• GIVEN INSTRUCTION:
Filter the records below and copy every line containing the word "values".

==== SUPPLIED MATERIAL ====

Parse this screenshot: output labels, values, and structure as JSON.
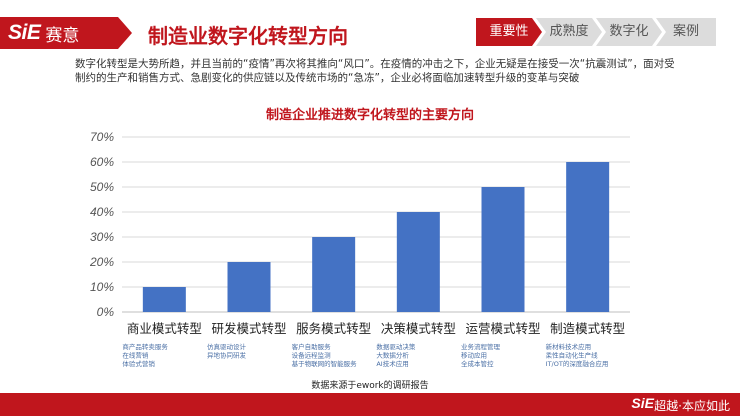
{
  "header": {
    "logo_text": "SiE",
    "logo_cn": "赛意",
    "title": "制造业数字化转型方向"
  },
  "breadcrumb": [
    "重要性",
    "成熟度",
    "数字化",
    "案例"
  ],
  "intro": "数字化转型是大势所趋，并且当前的“疫情”再次将其推向“风口”。在疫情的冲击之下，企业无疑是在接受一次“抗震测试”，面对受制约的生产和销售方式、急剧变化的供应链以及传统市场的“急冻”，企业必将面临加速转型升级的变革与突破",
  "chart_data": {
    "type": "bar",
    "title": "制造企业推进数字化转型的主要方向",
    "categories": [
      "商业模式转型",
      "研发模式转型",
      "服务模式转型",
      "决策模式转型",
      "运营模式转型",
      "制造模式转型"
    ],
    "values": [
      10,
      20,
      30,
      40,
      50,
      60
    ],
    "ylim": [
      0,
      70
    ],
    "yticks": [
      "0%",
      "10%",
      "20%",
      "30%",
      "40%",
      "50%",
      "60%",
      "70%"
    ],
    "grid": true,
    "bar_color": "#4472c4",
    "sub_labels": [
      [
        "商产品转卖服务",
        "在线营销",
        "体验式营销"
      ],
      [
        "仿真驱动设计",
        "异地协同研发"
      ],
      [
        "客户自助服务",
        "设备远程监测",
        "基于物联网的智能服务"
      ],
      [
        "数据驱动决策",
        "大数据分析",
        "AI技术应用"
      ],
      [
        "业务流程管理",
        "移动应用",
        "全成本管控"
      ],
      [
        "新材料技术应用",
        "柔性自动化生产线",
        "IT/OT的深度融合应用"
      ]
    ]
  },
  "note": "数据来源于ework的调研报告",
  "footer": {
    "logo_text": "SiE",
    "slogan": "超越·本应如此"
  },
  "colors": {
    "brand_red": "#c0161d",
    "bar_blue": "#4472c4",
    "crumb_grey": "#dcdcdc"
  }
}
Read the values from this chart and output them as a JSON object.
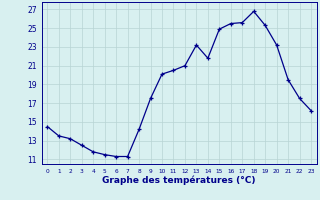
{
  "hours": [
    0,
    1,
    2,
    3,
    4,
    5,
    6,
    7,
    8,
    9,
    10,
    11,
    12,
    13,
    14,
    15,
    16,
    17,
    18,
    19,
    20,
    21,
    22,
    23
  ],
  "temps": [
    14.5,
    13.5,
    13.2,
    12.5,
    11.8,
    11.5,
    11.3,
    11.3,
    14.2,
    17.5,
    20.1,
    20.5,
    21.0,
    23.2,
    21.8,
    24.9,
    25.5,
    25.6,
    26.8,
    25.3,
    23.2,
    19.5,
    17.5,
    16.2
  ],
  "line_color": "#00008B",
  "marker": "+",
  "bg_color": "#D8F0F0",
  "grid_color": "#B8D4D4",
  "axis_color": "#00008B",
  "xlabel": "Graphe des températures (°C)",
  "xlabel_fontsize": 6.5,
  "ylabel_ticks": [
    11,
    13,
    15,
    17,
    19,
    21,
    23,
    25,
    27
  ],
  "ylim": [
    10.5,
    27.8
  ],
  "xlim": [
    -0.5,
    23.5
  ]
}
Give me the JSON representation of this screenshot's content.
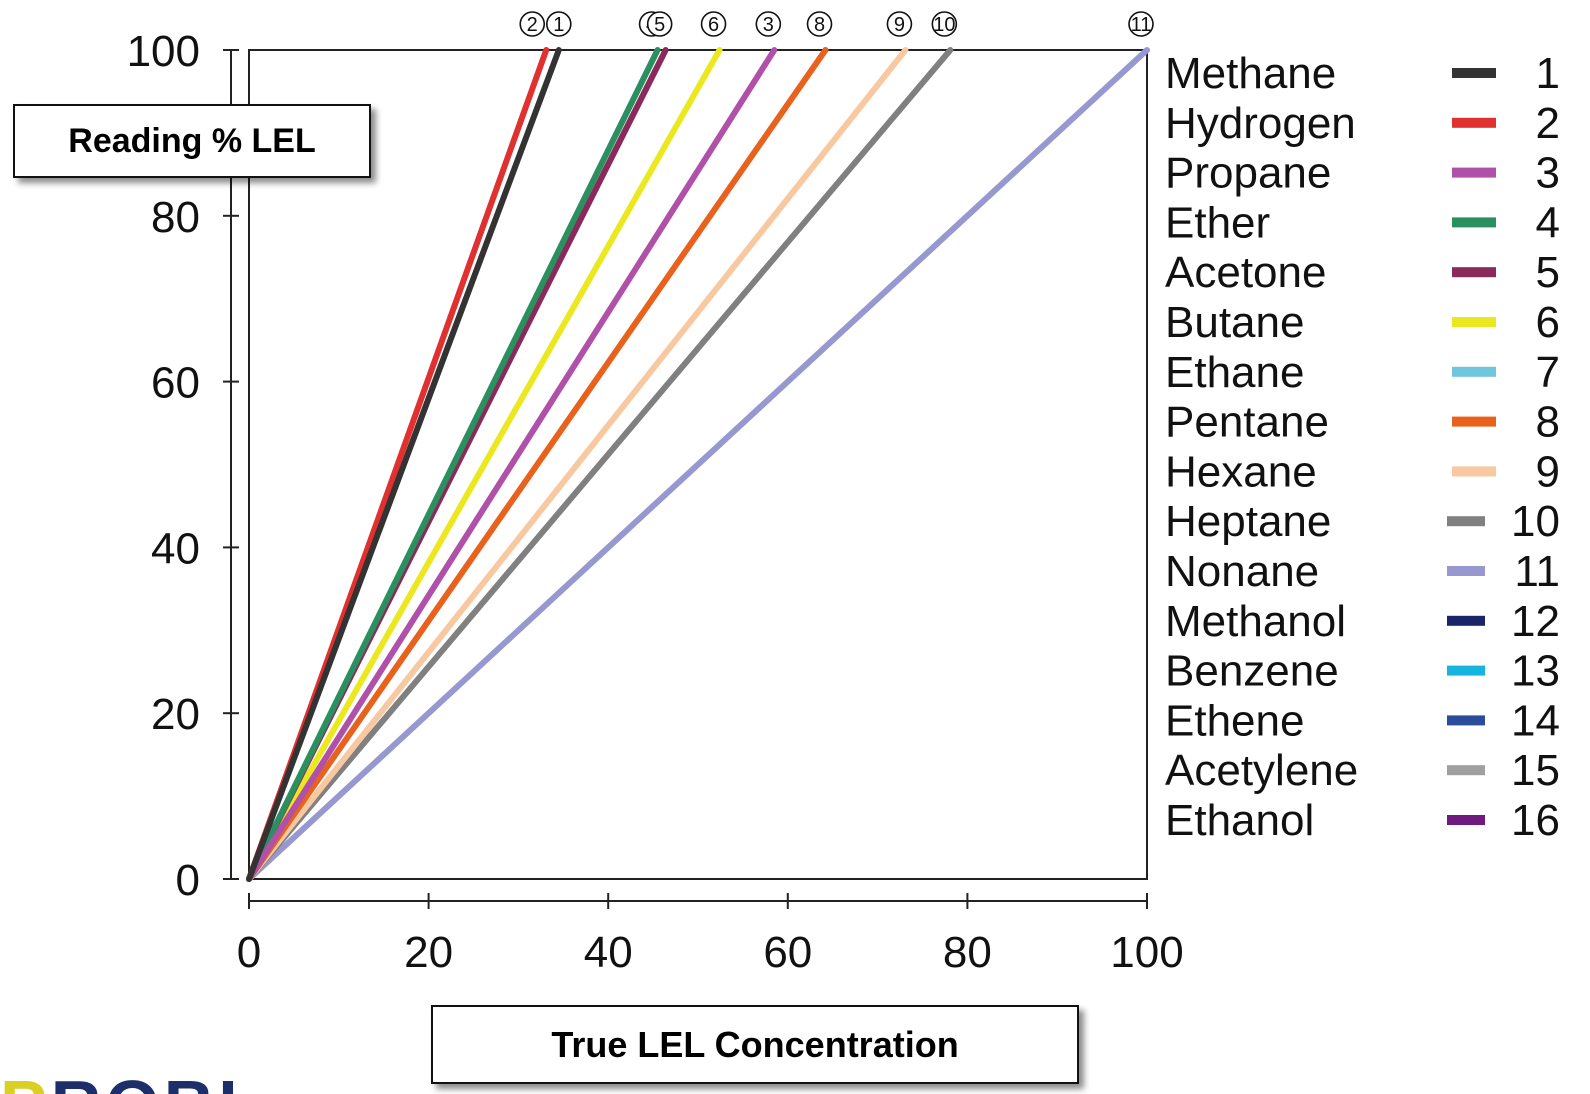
{
  "chart_data": {
    "type": "line",
    "xlabel": "True LEL Concentration",
    "ylabel": "Reading % LEL",
    "xlim": [
      0,
      100
    ],
    "ylim": [
      0,
      100
    ],
    "xticks": [
      "0",
      "20",
      "40",
      "60",
      "80",
      "100"
    ],
    "yticks": [
      "0",
      "20",
      "40",
      "60",
      "80",
      "100"
    ],
    "grid": false,
    "legend_position": "right",
    "series": [
      {
        "name": "Methane",
        "id": "1",
        "color": "#333333",
        "x": [
          0,
          34.5
        ],
        "y": [
          0,
          100
        ],
        "marker": "1"
      },
      {
        "name": "Hydrogen",
        "id": "2",
        "color": "#e03030",
        "x": [
          0,
          33.1
        ],
        "y": [
          0,
          100
        ],
        "marker": "2"
      },
      {
        "name": "Propane",
        "id": "3",
        "color": "#b050a8",
        "x": [
          0,
          58.5
        ],
        "y": [
          0,
          100
        ],
        "marker": "3"
      },
      {
        "name": "Ether",
        "id": "4",
        "color": "#2a9060",
        "x": [
          0,
          45.5
        ],
        "y": [
          0,
          100
        ],
        "marker": "4"
      },
      {
        "name": "Acetone",
        "id": "5",
        "color": "#8a2a5a",
        "x": [
          0,
          46.4
        ],
        "y": [
          0,
          100
        ],
        "marker": "5"
      },
      {
        "name": "Butane",
        "id": "6",
        "color": "#ece820",
        "x": [
          0,
          52.4
        ],
        "y": [
          0,
          100
        ],
        "marker": "6"
      },
      {
        "name": "Ethane",
        "id": "7",
        "color": "#70c6dc",
        "x": [],
        "y": [],
        "marker": ""
      },
      {
        "name": "Pentane",
        "id": "8",
        "color": "#e8621e",
        "x": [
          0,
          64.2
        ],
        "y": [
          0,
          100
        ],
        "marker": "8"
      },
      {
        "name": "Hexane",
        "id": "9",
        "color": "#f8c8a0",
        "x": [
          0,
          73.1
        ],
        "y": [
          0,
          100
        ],
        "marker": "9"
      },
      {
        "name": "Heptane",
        "id": "10",
        "color": "#808080",
        "x": [
          0,
          78.1
        ],
        "y": [
          0,
          100
        ],
        "marker": "10"
      },
      {
        "name": "Nonane",
        "id": "11",
        "color": "#9898d0",
        "x": [
          0,
          100
        ],
        "y": [
          0,
          100
        ],
        "marker": "11"
      },
      {
        "name": "Methanol",
        "id": "12",
        "color": "#1a2468",
        "x": [],
        "y": [],
        "marker": ""
      },
      {
        "name": "Benzene",
        "id": "13",
        "color": "#18b4e0",
        "x": [],
        "y": [],
        "marker": ""
      },
      {
        "name": "Ethene",
        "id": "14",
        "color": "#2a4c9a",
        "x": [],
        "y": [],
        "marker": ""
      },
      {
        "name": "Acetylene",
        "id": "15",
        "color": "#a0a0a0",
        "x": [],
        "y": [],
        "marker": ""
      },
      {
        "name": "Ethanol",
        "id": "16",
        "color": "#701a80",
        "x": [],
        "y": [],
        "marker": ""
      }
    ],
    "top_markers": [
      "2",
      "1",
      "4",
      "5",
      "6",
      "3",
      "8",
      "9",
      "10",
      "11"
    ]
  },
  "logo_text": "PROBI"
}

====

• RESULT FOR THIS TASK:
Parse this screenshot: output labels, values, and structure as JSON.
    "values": [
Read the values from this chart and output them as a JSON object.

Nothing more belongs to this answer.